▶ [Work to do]
Copy the part of the rows below that opens with the line containing "undo-button[interactable]: ↶: [466, 496, 489, 525]" and closes with the line containing "67, 1001, 91]", keeping both end lines and changing nothing.

▶ [Extracted entries]
★ ★ ★ ★

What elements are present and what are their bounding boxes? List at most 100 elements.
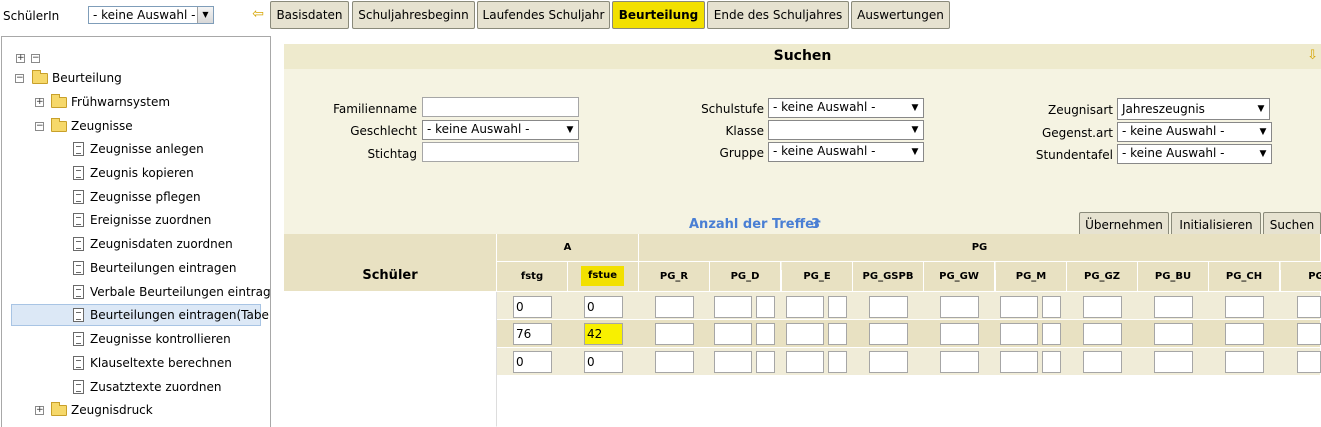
pg-input[interactable] bbox=[714, 323, 752, 345]
student-select[interactable]: - keine Auswahl - ▼ bbox=[88, 6, 214, 24]
col-header-pg-gz: PG_GZ bbox=[1067, 262, 1138, 292]
pg-input[interactable] bbox=[1297, 296, 1321, 318]
pg-input[interactable] bbox=[940, 351, 979, 373]
pg-input[interactable] bbox=[1000, 296, 1038, 318]
tree-item-zeugnisdaten-zuordnen[interactable]: Zeugnisdaten zuordnen bbox=[2, 234, 270, 254]
pg-input[interactable] bbox=[940, 296, 979, 318]
pg-input[interactable] bbox=[1042, 351, 1061, 373]
pg-input[interactable] bbox=[828, 323, 847, 345]
tree-item-zeugnisdruck[interactable]: + Zeugnisdruck bbox=[2, 400, 270, 420]
chevron-down-icon[interactable]: ▼ bbox=[907, 121, 923, 139]
fstue-input-row1[interactable]: 0 bbox=[584, 296, 623, 318]
arrow-left-icon[interactable]: ⇦ bbox=[250, 6, 266, 22]
pg-input[interactable] bbox=[869, 323, 908, 345]
chevron-down-icon[interactable]: ▼ bbox=[197, 7, 213, 23]
geschlecht-select[interactable]: - keine Auswahl - ▼ bbox=[422, 120, 579, 140]
pg-input[interactable] bbox=[786, 351, 824, 373]
collapse-icon[interactable]: − bbox=[35, 122, 44, 131]
pg-input[interactable] bbox=[756, 351, 775, 373]
tree-item-beurteilung[interactable]: − Beurteilung bbox=[2, 68, 270, 88]
fstg-input-row3[interactable]: 0 bbox=[513, 351, 552, 373]
pg-input[interactable] bbox=[1000, 351, 1038, 373]
tab-basisdaten[interactable]: Basisdaten bbox=[270, 1, 349, 29]
pg-input[interactable] bbox=[1083, 323, 1122, 345]
chevron-down-icon[interactable]: ▼ bbox=[907, 99, 923, 117]
chevron-down-icon[interactable]: ▼ bbox=[562, 121, 578, 139]
pg-input[interactable] bbox=[1297, 323, 1321, 345]
pg-input[interactable] bbox=[1225, 323, 1264, 345]
tree-item-ereignisse-zuordnen[interactable]: Ereignisse zuordnen bbox=[2, 210, 270, 230]
tree-item-fruehwarnsystem[interactable]: + Frühwarnsystem bbox=[2, 92, 270, 112]
group-pg-header: PG bbox=[639, 234, 1321, 262]
chevron-down-icon[interactable]: ▼ bbox=[907, 143, 923, 161]
tab-schuljahresbeginn[interactable]: Schuljahresbeginn bbox=[352, 1, 475, 29]
pg-input[interactable] bbox=[714, 296, 752, 318]
fstue-input-row3[interactable]: 0 bbox=[584, 351, 623, 373]
chevron-down-icon[interactable]: ▼ bbox=[1255, 123, 1271, 141]
tree-item-zeugnisse-anlegen[interactable]: Zeugnisse anlegen bbox=[2, 139, 270, 159]
fstue-input-row2[interactable]: 42 bbox=[584, 323, 623, 345]
tree-item-verbale-beurteilungen[interactable]: Verbale Beurteilungen eintragen bbox=[2, 282, 270, 302]
chevron-down-icon[interactable]: ▼ bbox=[1255, 145, 1271, 163]
tree-item-beurteilungen-eintragen[interactable]: Beurteilungen eintragen bbox=[2, 258, 270, 278]
pg-input[interactable] bbox=[714, 351, 752, 373]
schulstufe-select[interactable]: - keine Auswahl - ▼ bbox=[768, 98, 924, 118]
pg-input[interactable] bbox=[1154, 296, 1193, 318]
pg-input[interactable] bbox=[1042, 296, 1061, 318]
pg-input[interactable] bbox=[1225, 296, 1264, 318]
pg-input[interactable] bbox=[655, 351, 694, 373]
student-select-value: - keine Auswahl - bbox=[93, 8, 196, 22]
pg-input[interactable] bbox=[1000, 323, 1038, 345]
pg-input[interactable] bbox=[940, 323, 979, 345]
klasse-select[interactable]: ▼ bbox=[768, 120, 924, 140]
pg-input[interactable] bbox=[756, 296, 775, 318]
pg-input[interactable] bbox=[828, 296, 847, 318]
expand-icon[interactable]: + bbox=[35, 406, 44, 415]
fstg-input-row1[interactable]: 0 bbox=[513, 296, 552, 318]
stichtag-input[interactable] bbox=[422, 142, 579, 162]
pg-input[interactable] bbox=[786, 296, 824, 318]
collapse-icon[interactable]: − bbox=[15, 74, 24, 83]
fstg-input-row2[interactable]: 76 bbox=[513, 323, 552, 345]
tab-auswertungen[interactable]: Auswertungen bbox=[851, 1, 950, 29]
pg-input[interactable] bbox=[1154, 323, 1193, 345]
pg-input[interactable] bbox=[828, 351, 847, 373]
pg-input[interactable] bbox=[1154, 351, 1193, 373]
gruppe-select[interactable]: - keine Auswahl - ▼ bbox=[768, 142, 924, 162]
student-header: Schüler bbox=[362, 268, 418, 283]
stundentafel-select[interactable]: - keine Auswahl - ▼ bbox=[1117, 144, 1272, 164]
tab-laufendes-schuljahr[interactable]: Laufendes Schuljahr bbox=[477, 1, 610, 29]
pg-input[interactable] bbox=[1083, 351, 1122, 373]
tab-label: Laufendes Schuljahr bbox=[482, 8, 605, 22]
pg-input[interactable] bbox=[1042, 323, 1061, 345]
tab-beurteilung[interactable]: Beurteilung bbox=[612, 1, 705, 29]
tree-item-label: Zusatztexte zuordnen bbox=[90, 380, 222, 394]
gegenstart-select[interactable]: - keine Auswahl - ▼ bbox=[1117, 122, 1272, 142]
chevron-down-icon[interactable]: ▼ bbox=[1253, 99, 1269, 119]
tree-item-zusatztexte-zuordnen[interactable]: Zusatztexte zuordnen bbox=[2, 377, 270, 397]
pg-input[interactable] bbox=[1297, 351, 1321, 373]
pg-input[interactable] bbox=[655, 296, 694, 318]
zeugnisart-select[interactable]: Jahreszeugnis ▼ bbox=[1117, 98, 1270, 120]
pg-input[interactable] bbox=[786, 323, 824, 345]
expand-icon[interactable]: + bbox=[35, 98, 44, 107]
tree-item-zeugnisse-pflegen[interactable]: Zeugnisse pflegen bbox=[2, 187, 270, 207]
pg-input[interactable] bbox=[655, 323, 694, 345]
collapse-all-icon[interactable]: − bbox=[31, 54, 40, 63]
familienname-input[interactable] bbox=[422, 97, 579, 117]
tree-item-klauseltexte-berechnen[interactable]: Klauseltexte berechnen bbox=[2, 353, 270, 373]
tree-item-beurteilungen-tabelle[interactable]: Beurteilungen eintragen(Tabelle) bbox=[2, 305, 270, 325]
arrow-down-icon[interactable]: ⇩ bbox=[1307, 47, 1318, 65]
expand-all-icon[interactable]: + bbox=[16, 54, 25, 63]
pg-input[interactable] bbox=[756, 323, 775, 345]
pg-input[interactable] bbox=[1225, 351, 1264, 373]
stundentafel-label: Stundentafel bbox=[1035, 148, 1113, 162]
pg-input[interactable] bbox=[1083, 296, 1122, 318]
tree-item-zeugnisse[interactable]: − Zeugnisse bbox=[2, 116, 270, 136]
tree-item-zeugnis-kopieren[interactable]: Zeugnis kopieren bbox=[2, 163, 270, 183]
pg-input[interactable] bbox=[869, 296, 908, 318]
tree-item-label: Frühwarnsystem bbox=[71, 95, 171, 109]
tree-item-zeugnisse-kontrollieren[interactable]: Zeugnisse kontrollieren bbox=[2, 329, 270, 349]
pg-input[interactable] bbox=[869, 351, 908, 373]
tab-ende-des-schuljahres[interactable]: Ende des Schuljahres bbox=[707, 1, 849, 29]
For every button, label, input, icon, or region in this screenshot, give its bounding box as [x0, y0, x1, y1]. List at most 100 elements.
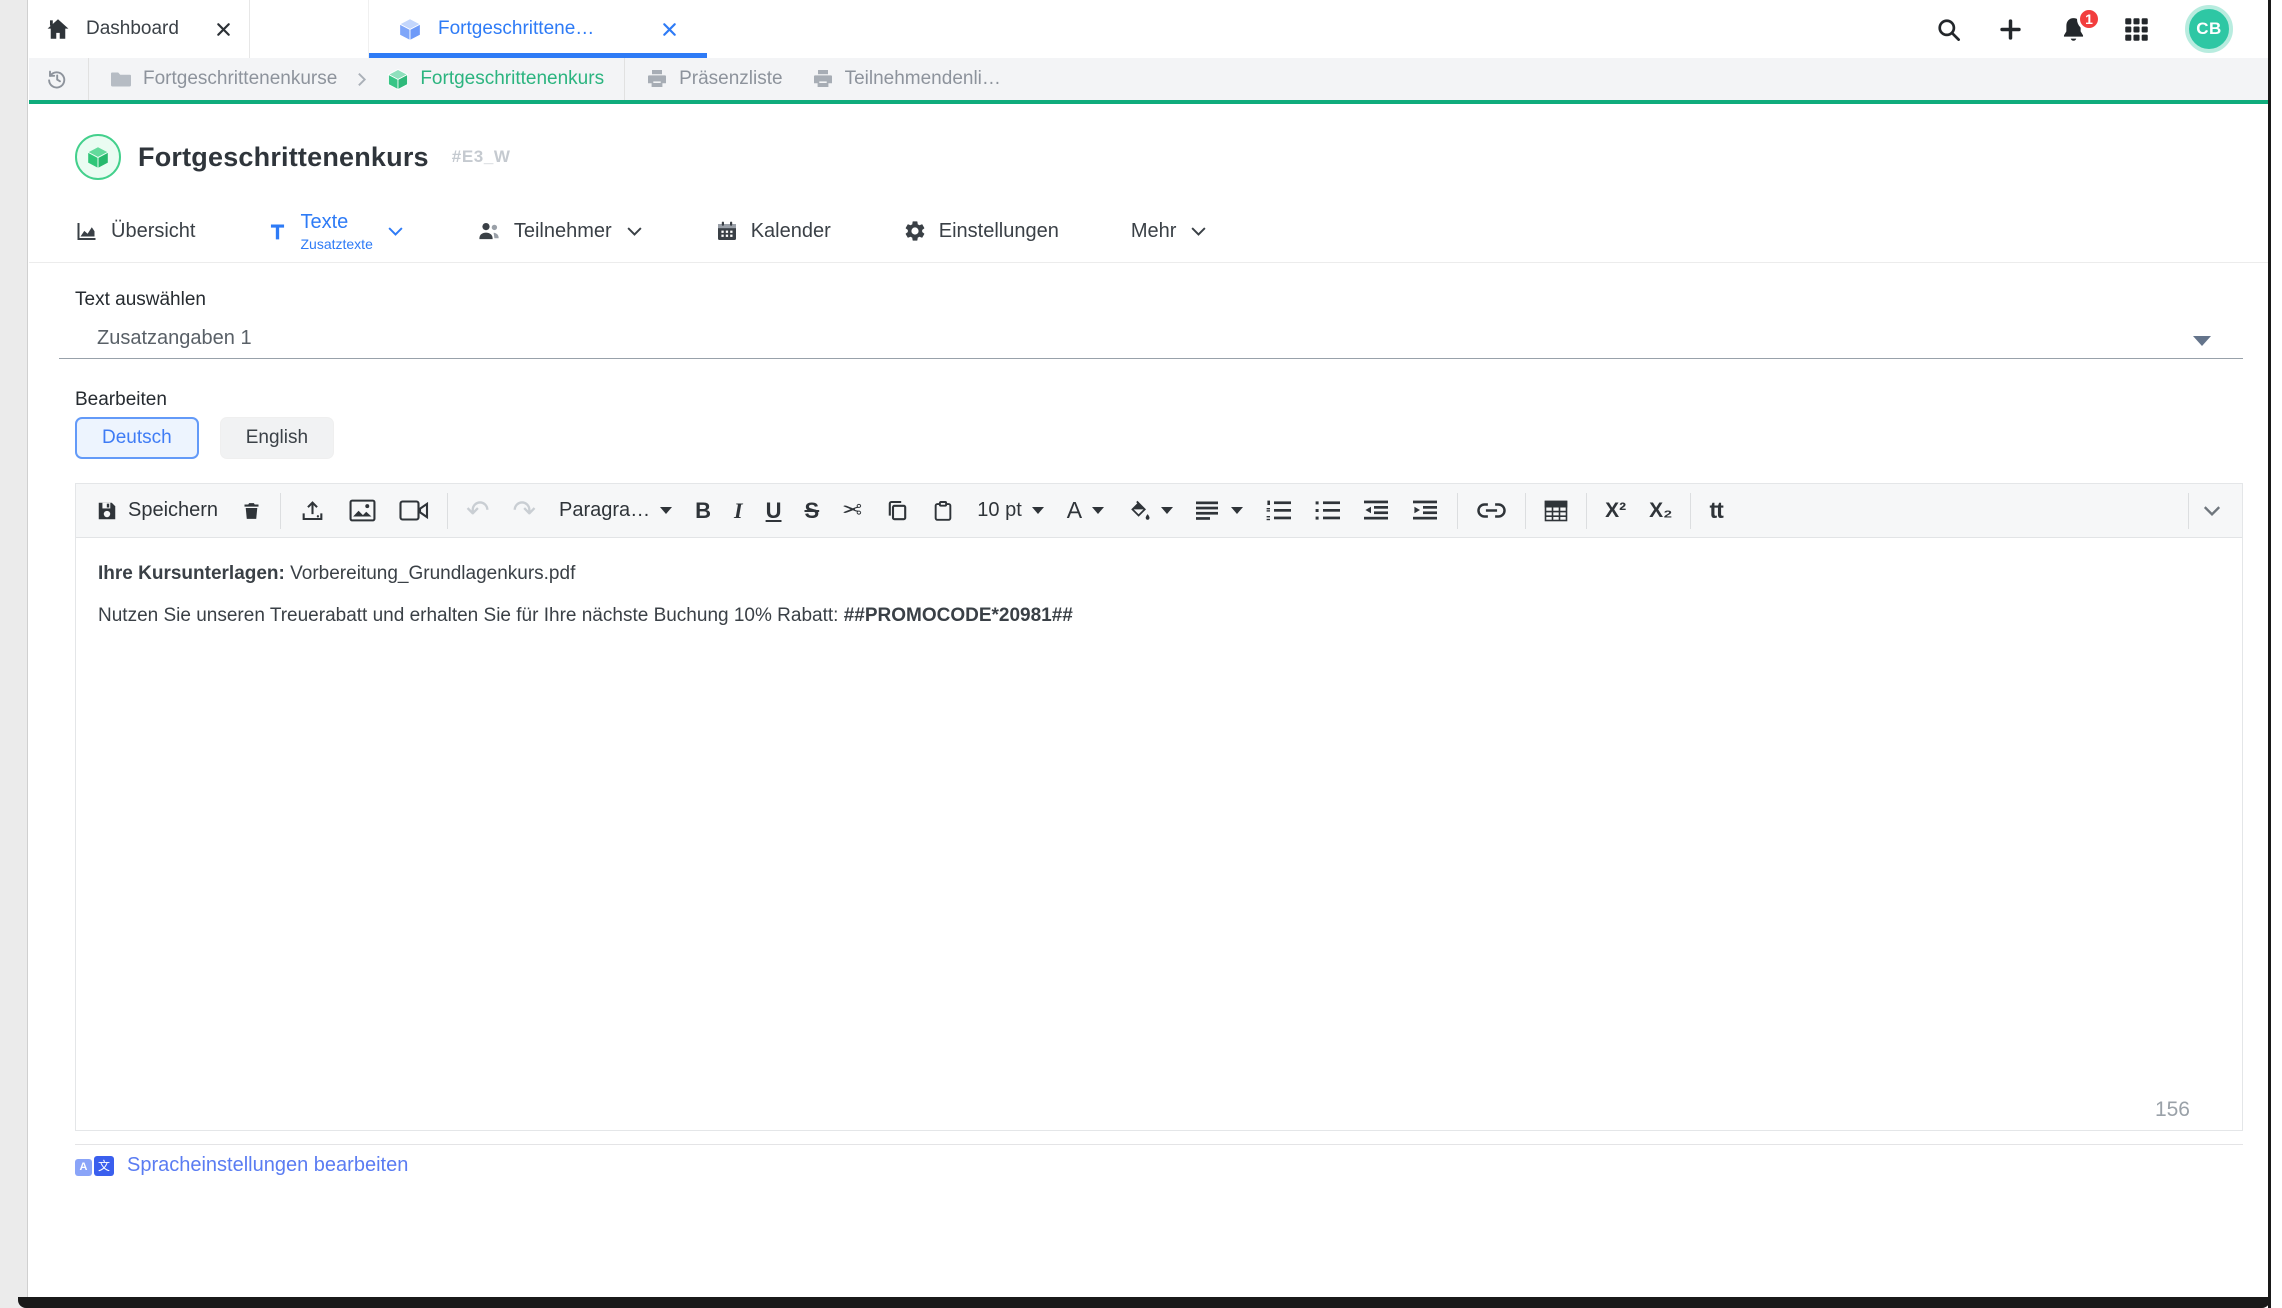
undo-button[interactable]: ↶: [466, 496, 489, 525]
language-settings-label: Spracheinstellungen bearbeiten: [127, 1154, 409, 1176]
tab-label: Dashboard: [86, 18, 179, 39]
upload-button[interactable]: [299, 498, 326, 523]
notifications-button[interactable]: 1: [2059, 6, 2101, 44]
underline-button[interactable]: U: [766, 498, 782, 524]
tab-course-active[interactable]: Fortgeschrittene…: [368, 0, 707, 58]
font-size-dropdown[interactable]: 10 pt: [977, 499, 1044, 522]
divider: [280, 492, 282, 529]
scissors-icon: ✂: [842, 497, 863, 524]
cube-icon: [386, 67, 410, 91]
highlight-color-dropdown[interactable]: [1127, 500, 1174, 522]
breadcrumb-item-current[interactable]: Fortgeschrittenenkurs: [386, 67, 604, 91]
copy-button[interactable]: [885, 499, 909, 523]
editor-bold-text: Ihre Kursunterlagen:: [98, 563, 285, 584]
tab-teilnehmer[interactable]: Teilnehmer: [476, 219, 643, 243]
tab-dashboard[interactable]: Dashboard: [29, 0, 250, 58]
close-icon[interactable]: [214, 20, 233, 39]
tab-uebersicht[interactable]: Übersicht: [75, 219, 195, 243]
gear-icon: [903, 219, 927, 243]
redo-icon: ↷: [512, 494, 536, 526]
align-dropdown[interactable]: [1196, 501, 1244, 521]
breadcrumb-item-participants-list[interactable]: Teilnehmendenli…: [811, 67, 1001, 91]
insert-image-button[interactable]: [349, 499, 376, 522]
tab-mehr[interactable]: Mehr: [1131, 220, 1208, 243]
ordered-list-button[interactable]: [1266, 500, 1292, 522]
insert-video-button[interactable]: [399, 499, 429, 522]
close-icon[interactable]: [660, 20, 679, 39]
chart-icon: [75, 219, 99, 243]
strikethrough-icon: S: [804, 497, 820, 523]
caret-down-icon: [660, 507, 673, 514]
editor-toolbar: Speichern ↶ ↷ Paragra… B I U S ✂ 10 pt A…: [76, 484, 2242, 538]
copy-icon: [885, 499, 909, 523]
editor-content[interactable]: Ihre Kursunterlagen: Vorbereitung_Grundl…: [76, 538, 2242, 1131]
history-icon[interactable]: [29, 67, 88, 91]
tab-label: Übersicht: [111, 219, 196, 242]
bold-button[interactable]: B: [695, 498, 711, 524]
chevron-right-icon: [353, 71, 370, 88]
superscript-button[interactable]: X²: [1605, 499, 1626, 523]
paste-button[interactable]: [932, 499, 954, 523]
tab-label: Teilnehmer: [513, 219, 612, 242]
outdent-button[interactable]: [1364, 500, 1390, 522]
indent-button[interactable]: [1413, 500, 1439, 522]
search-icon[interactable]: [1935, 16, 1962, 43]
plus-icon[interactable]: [1997, 16, 2024, 43]
breadcrumb-item-print-list[interactable]: Präsenzliste: [645, 67, 783, 91]
divider: [2188, 492, 2189, 529]
folder-icon: [109, 67, 133, 91]
chevron-down-icon: [626, 226, 643, 237]
save-button[interactable]: Speichern: [96, 499, 218, 522]
cut-button[interactable]: ✂: [842, 496, 862, 525]
text-select-dropdown[interactable]: Zusatzangaben 1: [59, 319, 2243, 359]
table-button[interactable]: [1544, 500, 1568, 522]
breadcrumb-item-folder[interactable]: Fortgeschrittenenkurse: [109, 67, 337, 91]
tab-kalender[interactable]: Kalender: [715, 219, 831, 243]
text-transform-button[interactable]: tt: [1709, 497, 1723, 524]
editor-bold-text: ##PROMOCODE*20981##: [843, 605, 1073, 626]
paragraph-label: Paragra…: [559, 499, 651, 521]
divider: [1457, 492, 1459, 529]
main-content: Fortgeschrittenenkurs #E3_W Übersicht Te…: [29, 134, 2268, 1177]
accent-line: [29, 100, 2268, 104]
page-header: Fortgeschrittenenkurs #E3_W: [75, 134, 2243, 180]
upload-icon: [299, 498, 326, 523]
participants-icon: [476, 219, 502, 243]
tab-label: Texte: [300, 210, 349, 233]
font-color-dropdown[interactable]: A: [1067, 497, 1105, 524]
avatar[interactable]: CB: [2185, 5, 2233, 53]
subscript-button[interactable]: X₂: [1649, 499, 1672, 523]
language-settings-link[interactable]: A 文 Spracheinstellungen bearbeiten: [75, 1154, 408, 1177]
paint-bucket-icon: [1127, 500, 1151, 522]
video-icon: [399, 499, 429, 522]
unordered-list-button[interactable]: [1315, 500, 1341, 522]
home-icon: [45, 16, 71, 42]
translate-icon: A 文: [75, 1155, 114, 1176]
font-size-label: 10 pt: [977, 499, 1022, 521]
caret-down-icon: [1092, 507, 1105, 514]
superscript-icon: X²: [1605, 498, 1627, 522]
language-button-english[interactable]: English: [219, 417, 335, 459]
delete-button[interactable]: [241, 499, 262, 523]
divider: [1586, 492, 1588, 529]
toolbar-more-button[interactable]: [2202, 505, 2222, 517]
redo-button[interactable]: ↷: [512, 494, 536, 526]
language-switch: Deutsch English: [75, 417, 2243, 459]
chevron-down-icon: [2202, 505, 2222, 517]
tab-einstellungen[interactable]: Einstellungen: [903, 219, 1059, 243]
strikethrough-button[interactable]: S: [805, 498, 820, 524]
caret-down-icon: [1231, 507, 1244, 514]
language-button-deutsch[interactable]: Deutsch: [75, 417, 199, 459]
editor-paragraph: Ihre Kursunterlagen: Vorbereitung_Grundl…: [98, 563, 576, 584]
editor-paragraph: Nutzen Sie unseren Treuerabatt und erhal…: [98, 605, 1073, 626]
apps-grid-icon[interactable]: [2123, 16, 2150, 43]
tab-label: Mehr: [1130, 219, 1177, 242]
italic-button[interactable]: I: [734, 498, 743, 524]
link-button[interactable]: [1476, 502, 1507, 519]
caret-down-icon: [1161, 507, 1174, 514]
paragraph-format-dropdown[interactable]: Paragra…: [559, 499, 673, 522]
notification-badge: 1: [2077, 6, 2101, 31]
course-nav-tabs: Übersicht Texte Zusatztexte Teilnehmer K…: [75, 204, 2243, 258]
tab-texte[interactable]: Texte Zusatztexte: [267, 212, 403, 251]
breadcrumb: Fortgeschrittenenkurse Fortgeschrittenen…: [29, 58, 2268, 100]
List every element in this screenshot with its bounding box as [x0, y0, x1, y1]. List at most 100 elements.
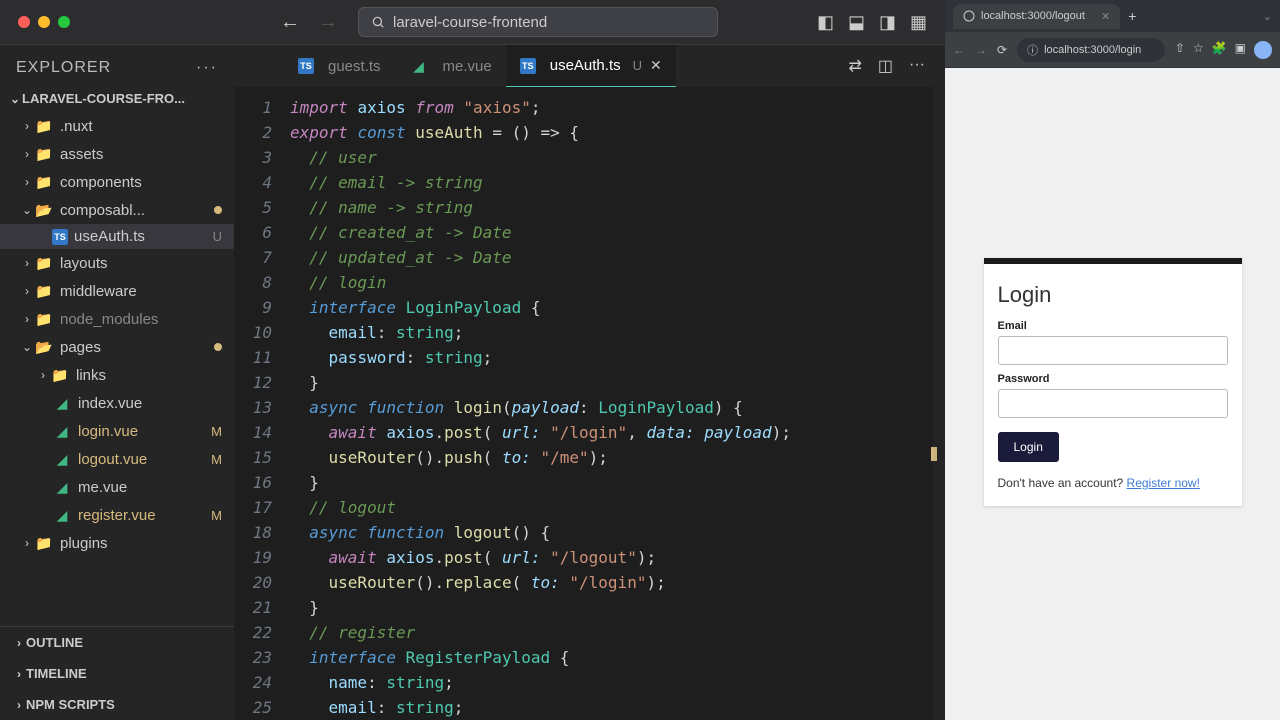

★ ★ ★ ★

▶ [Written answer]
undo-button[interactable]: ↶: [466, 496, 489, 525]
language-settings-label: Spracheinstellungen bearbeiten: [127, 1154, 409, 1176]
tab-label: Dashboard: [86, 18, 179, 39]
upload-button[interactable]: [299, 498, 326, 523]
notifications-button[interactable]: 1: [2059, 6, 2101, 44]
underline-button[interactable]: U: [766, 498, 782, 524]
tab-course-active[interactable]: Fortgeschrittene…: [368, 0, 707, 58]
font-size-dropdown[interactable]: 10 pt: [977, 499, 1044, 522]
divider: [280, 492, 282, 529]
scissors-icon: ✂: [842, 497, 863, 524]
cube-icon: [386, 67, 410, 91]
highlight-color-dropdown[interactable]: [1127, 500, 1174, 522]
breadcrumb-item-current[interactable]: Fortgeschrittenenkurs: [386, 67, 604, 91]
copy-button[interactable]: [885, 499, 909, 523]
editor-bold-text: Ihre Kursunterlagen:: [98, 563, 285, 584]
tab-teilnehmer[interactable]: Teilnehmer: [476, 219, 643, 243]
tab-dashboard[interactable]: Dashboard: [29, 0, 250, 58]
close-icon[interactable]: [214, 20, 233, 39]
tab-uebersicht[interactable]: Übersicht: [75, 219, 195, 243]
gear-icon: [903, 219, 927, 243]
redo-icon: ↷: [512, 494, 536, 526]
align-dropdown[interactable]: [1196, 501, 1244, 521]
breadcrumb-item-participants-list[interactable]: Teilnehmendenli…: [811, 67, 1001, 91]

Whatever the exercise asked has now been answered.